### Task description
Find all lines in the listing that include the word "Green", then copy them.

### Material for this exercise
=-=-=

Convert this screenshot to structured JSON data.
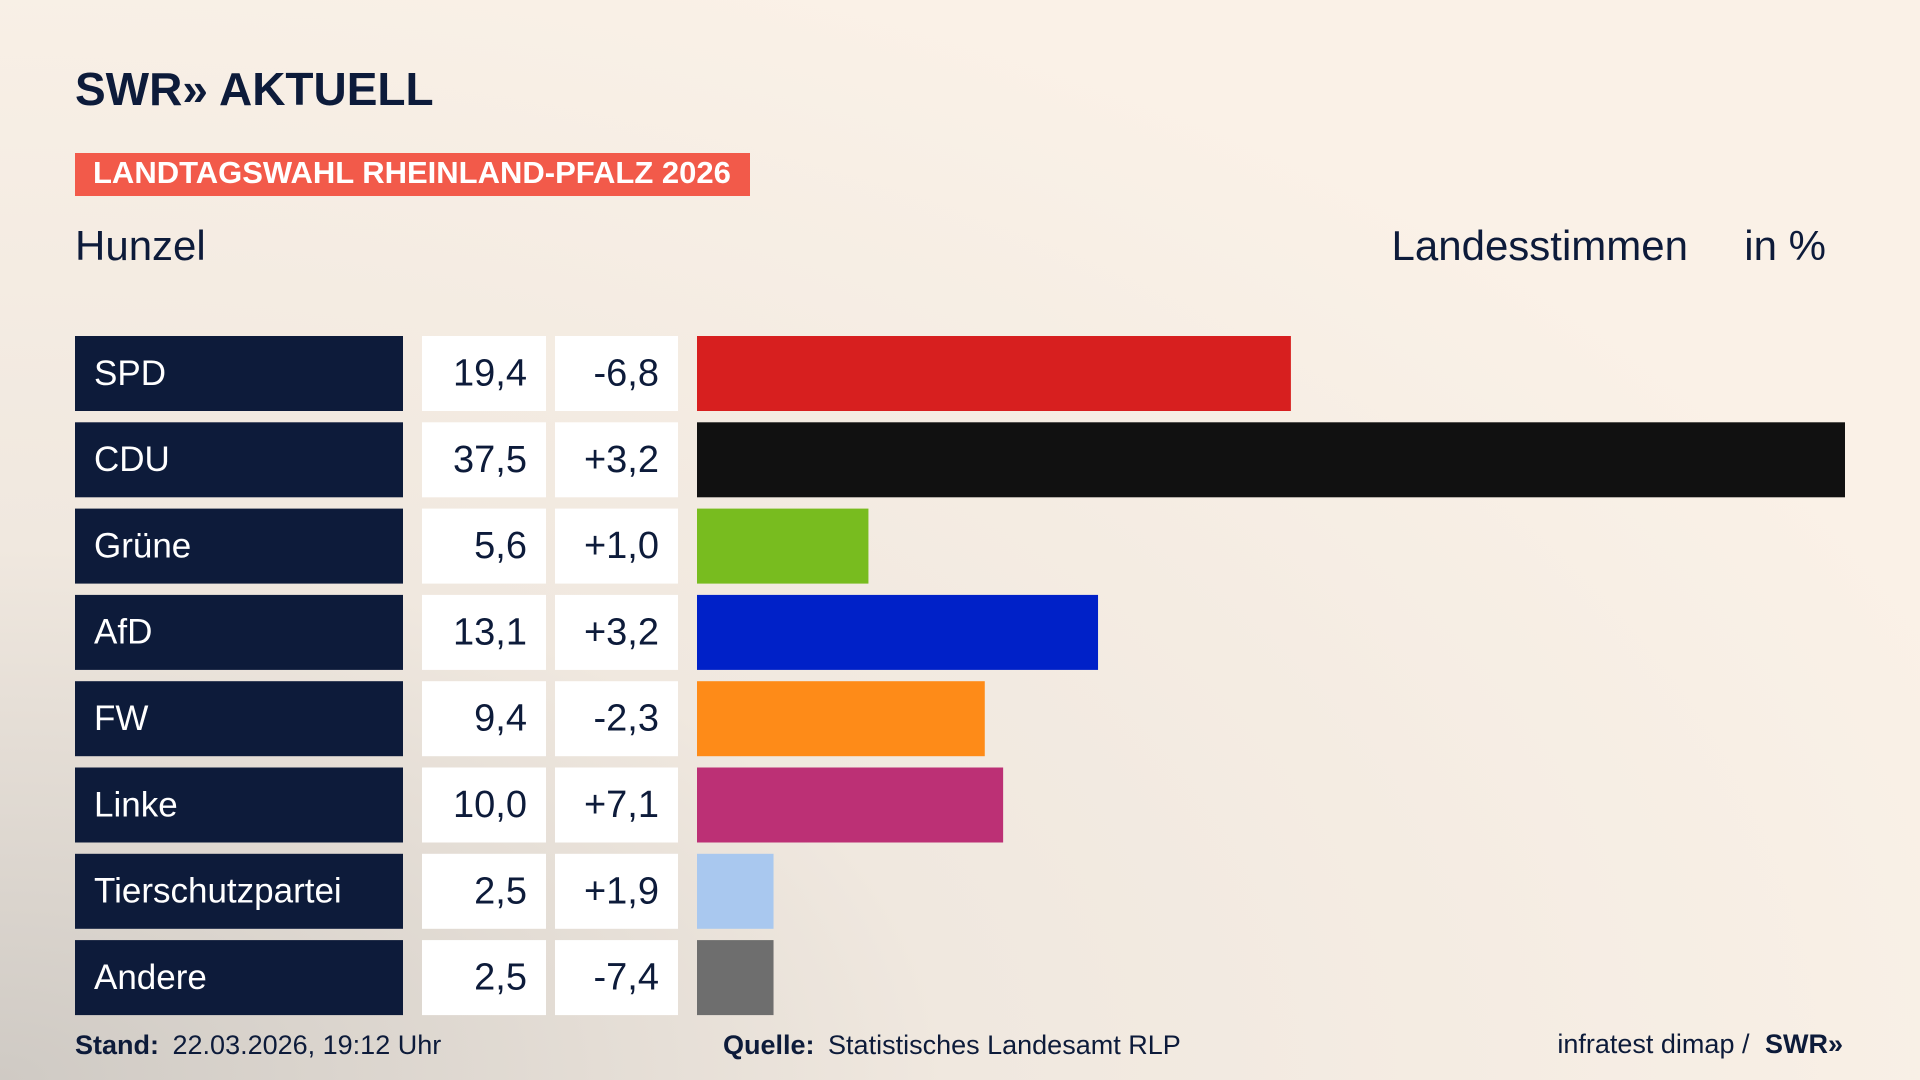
{
  "header": {
    "brand": "SWR» AKTUELL",
    "tag": "LANDTAGSWAHL RHEINLAND-PFALZ 2026"
  },
  "chart_data": {
    "type": "bar",
    "subtitle": "Hunzel",
    "measure": "Landesstimmen",
    "unit": "in %",
    "categories": [
      "SPD",
      "CDU",
      "Grüne",
      "AfD",
      "FW",
      "Linke",
      "Tierschutzpartei",
      "Andere"
    ],
    "values": [
      19.4,
      37.5,
      5.6,
      13.1,
      9.4,
      10.0,
      2.5,
      2.5
    ],
    "value_labels": [
      "19,4",
      "37,5",
      "5,6",
      "13,1",
      "9,4",
      "10,0",
      "2,5",
      "2,5"
    ],
    "changes": [
      -6.8,
      3.2,
      1.0,
      3.2,
      -2.3,
      7.1,
      1.9,
      -7.4
    ],
    "change_labels": [
      "-6,8",
      "+3,2",
      "+1,0",
      "+3,2",
      "-2,3",
      "+7,1",
      "+1,9",
      "-7,4"
    ],
    "colors": [
      "#d71f1f",
      "#111111",
      "#78bc1f",
      "#0021c8",
      "#fe8b18",
      "#bc3075",
      "#a9c8ef",
      "#6e6e6e"
    ],
    "xlim": [
      0,
      37.5
    ]
  },
  "footer": {
    "stand_label": "Stand:",
    "stand": "22.03.2026, 19:12 Uhr",
    "source_label": "Quelle:",
    "source": "Statistisches Landesamt RLP",
    "credit": "infratest dimap /",
    "credit_brand": "SWR»"
  }
}
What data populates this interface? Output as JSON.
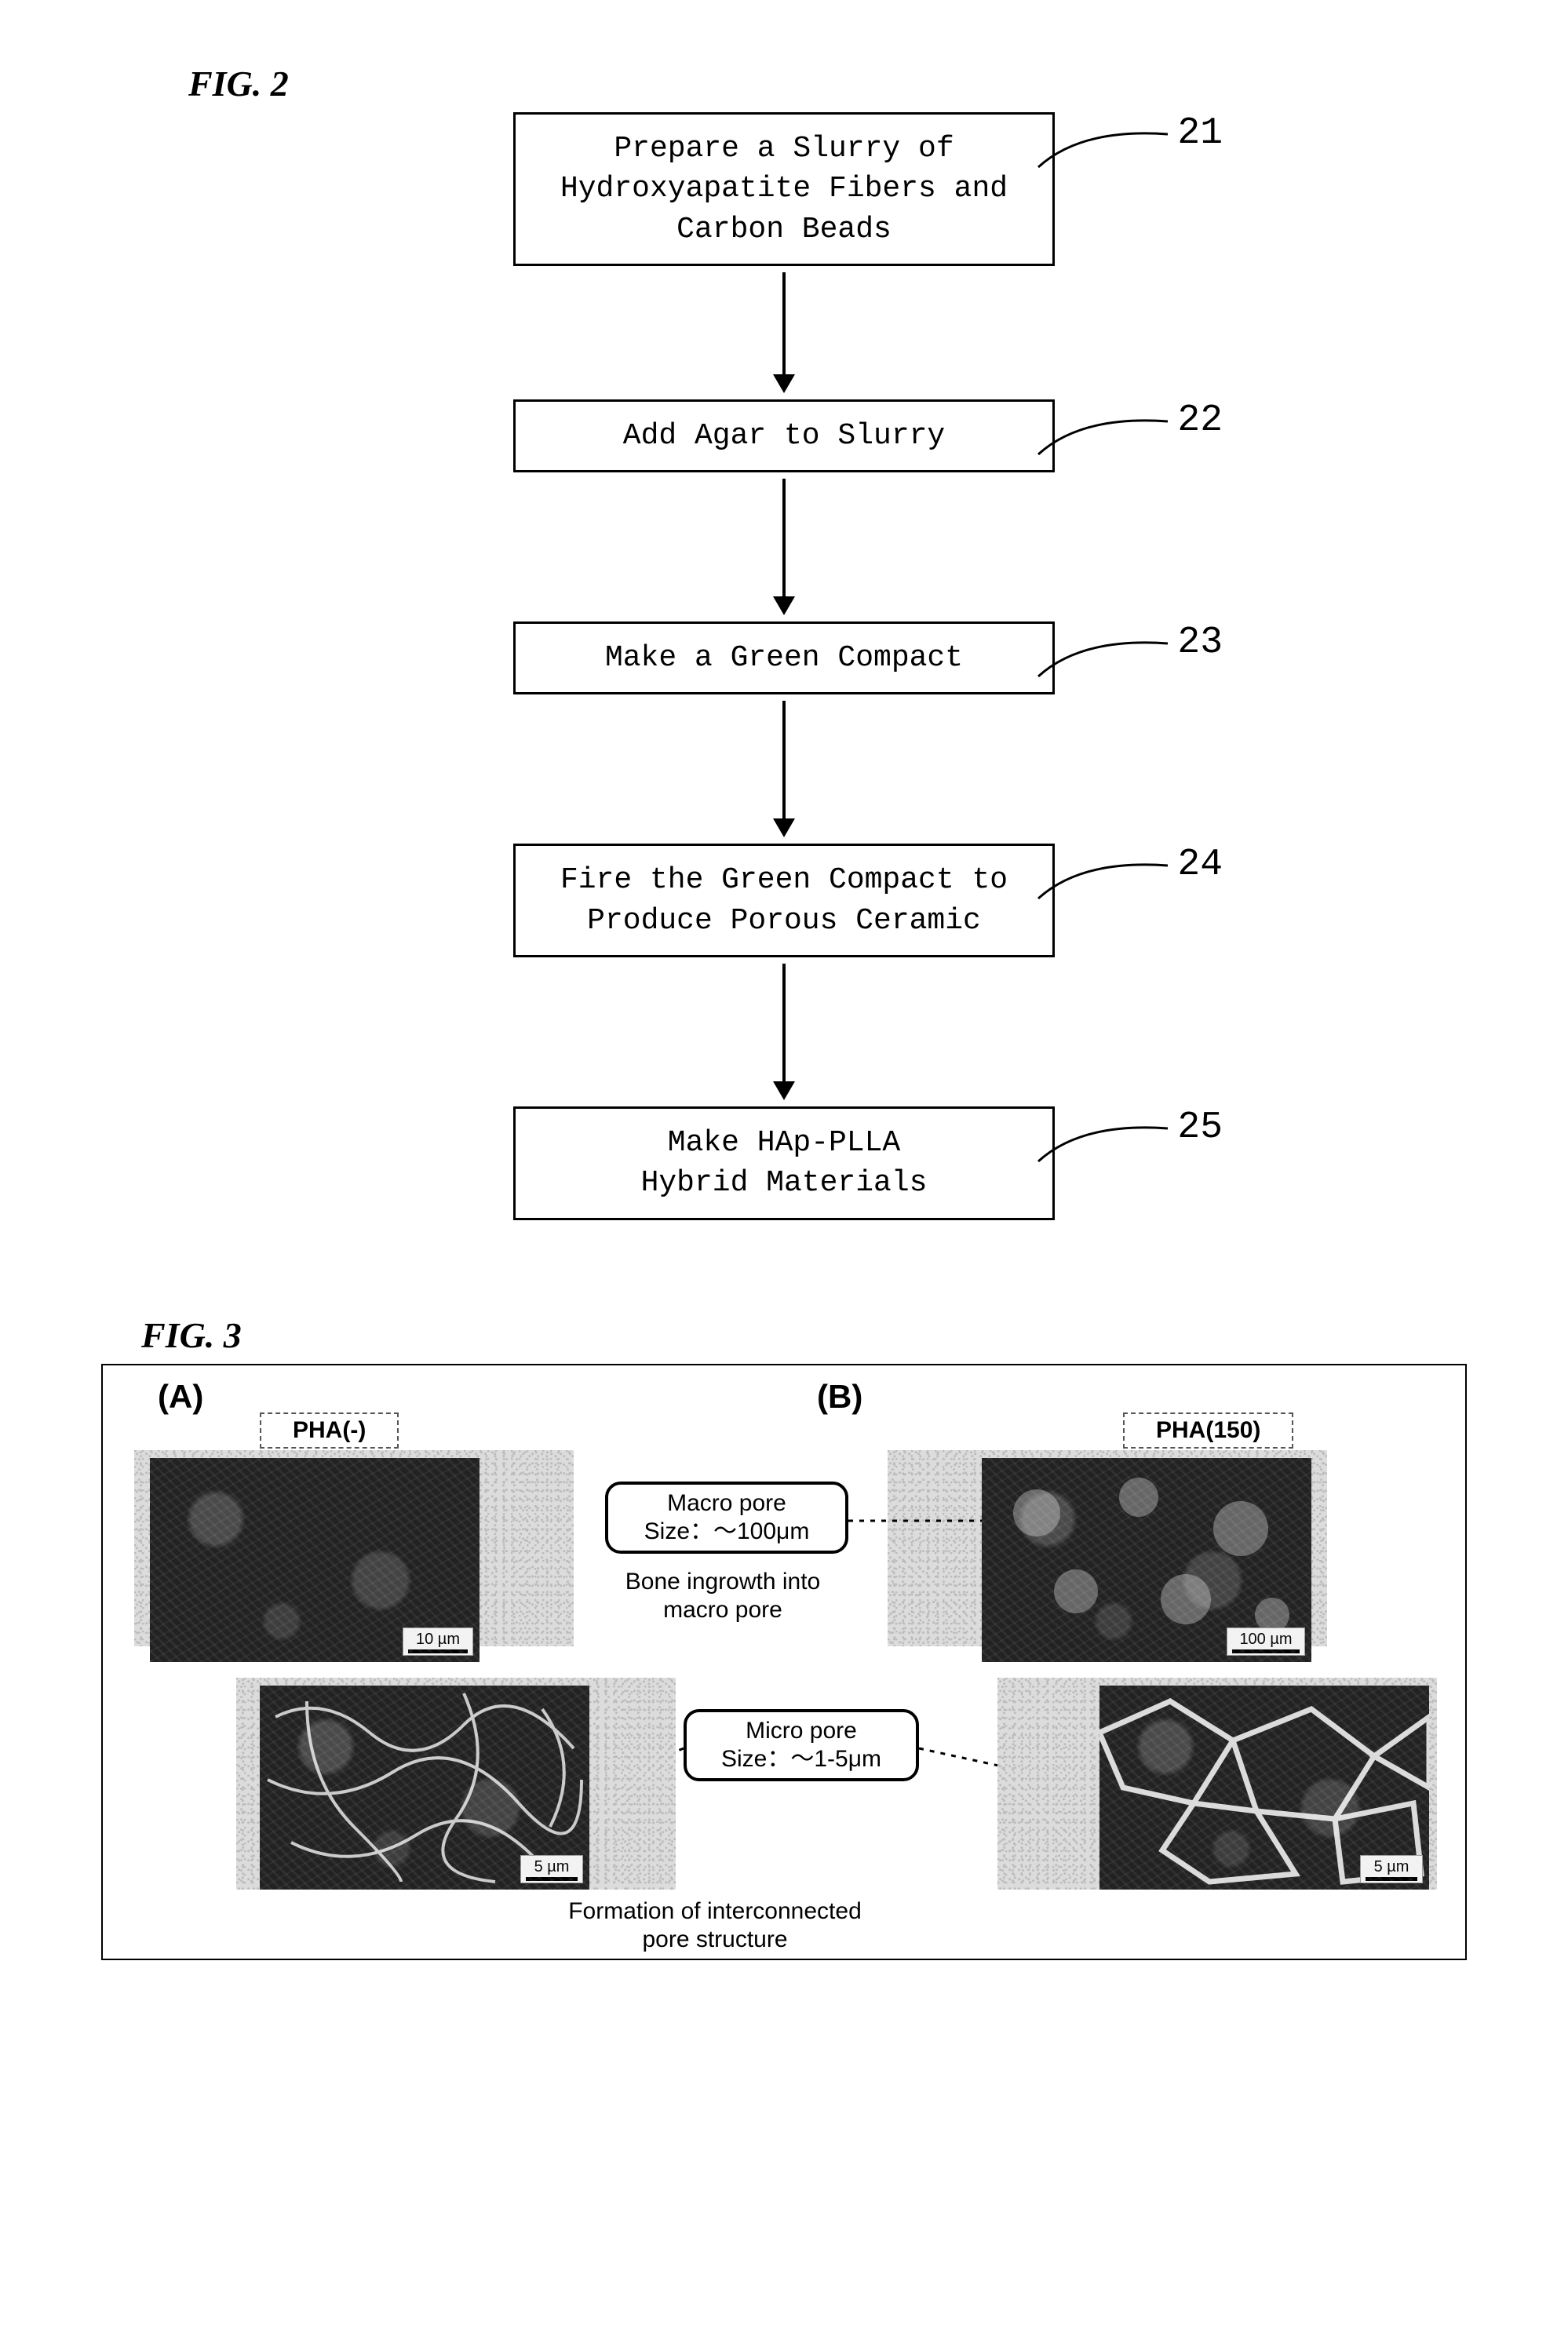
{
  "figure2": {
    "label": "FIG. 2",
    "steps": [
      {
        "num": "21",
        "text": "Prepare a Slurry of\nHydroxyapatite Fibers and\nCarbon Beads",
        "arrow_len": 130
      },
      {
        "num": "22",
        "text": "Add Agar to Slurry",
        "arrow_len": 150
      },
      {
        "num": "23",
        "text": "Make a Green Compact",
        "arrow_len": 150
      },
      {
        "num": "24",
        "text": "Fire the Green Compact to\nProduce Porous Ceramic",
        "arrow_len": 150
      },
      {
        "num": "25",
        "text": "Make HAp-PLLA\nHybrid Materials",
        "arrow_len": 0
      }
    ]
  },
  "figure3": {
    "label": "FIG. 3",
    "panelA": {
      "letter": "(A)",
      "tag": "PHA(-)"
    },
    "panelB": {
      "letter": "(B)",
      "tag": "PHA(150)"
    },
    "macro": {
      "title": "Macro pore",
      "size": "Size：～100μm",
      "caption": "Bone ingrowth into\nmacro pore"
    },
    "micro": {
      "title": "Micro pore",
      "size": "Size：～1-5μm",
      "caption": "Formation of interconnected\npore structure"
    },
    "scales": {
      "a_top": "10 µm",
      "a_bot": "5 µm",
      "b_top": "100 µm",
      "b_bot": "5 µm"
    },
    "colors": {
      "dark": "#1e1e1e",
      "grain": "#d8d8d8",
      "border": "#000000"
    }
  }
}
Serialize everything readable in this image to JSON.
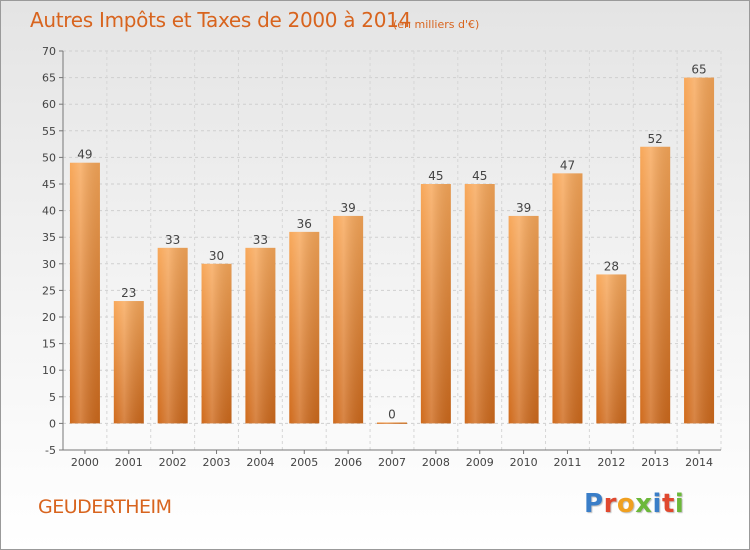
{
  "header": {
    "title": "Autres Impôts et Taxes de 2000 à 2014",
    "unit_note": "(en milliers d'€)"
  },
  "footer": {
    "commune": "GEUDERTHEIM",
    "logo_letters": [
      "P",
      "r",
      "o",
      "x",
      "i",
      "t",
      "i"
    ],
    "logo_colors": [
      "#3a7ec8",
      "#e0482e",
      "#f0a020",
      "#6cb83a",
      "#3a7ec8",
      "#e0482e",
      "#6cb83a"
    ]
  },
  "colors": {
    "accent": "#d8641e",
    "bar_top": "#f8a85a",
    "bar_bottom": "#cf6a1c"
  },
  "chart_data": {
    "type": "bar",
    "categories": [
      "2000",
      "2001",
      "2002",
      "2003",
      "2004",
      "2005",
      "2006",
      "2007",
      "2008",
      "2009",
      "2010",
      "2011",
      "2012",
      "2013",
      "2014"
    ],
    "values": [
      49,
      23,
      33,
      30,
      33,
      36,
      39,
      0,
      45,
      45,
      39,
      47,
      28,
      52,
      65
    ],
    "data_labels": [
      "49",
      "23",
      "33",
      "30",
      "33",
      "36",
      "39",
      "0",
      "45",
      "45",
      "39",
      "47",
      "28",
      "52",
      "65"
    ],
    "y_ticks": [
      -5,
      0,
      5,
      10,
      15,
      20,
      25,
      30,
      35,
      40,
      45,
      50,
      55,
      60,
      65,
      70
    ],
    "ylim": [
      -5,
      70
    ],
    "grid": true,
    "legend": "none"
  }
}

=-=-=

### Response to this exercise
        "text": "Make a Green Compact",
        "text": "Fire the Green Compact to\nProduce Porous Ceramic",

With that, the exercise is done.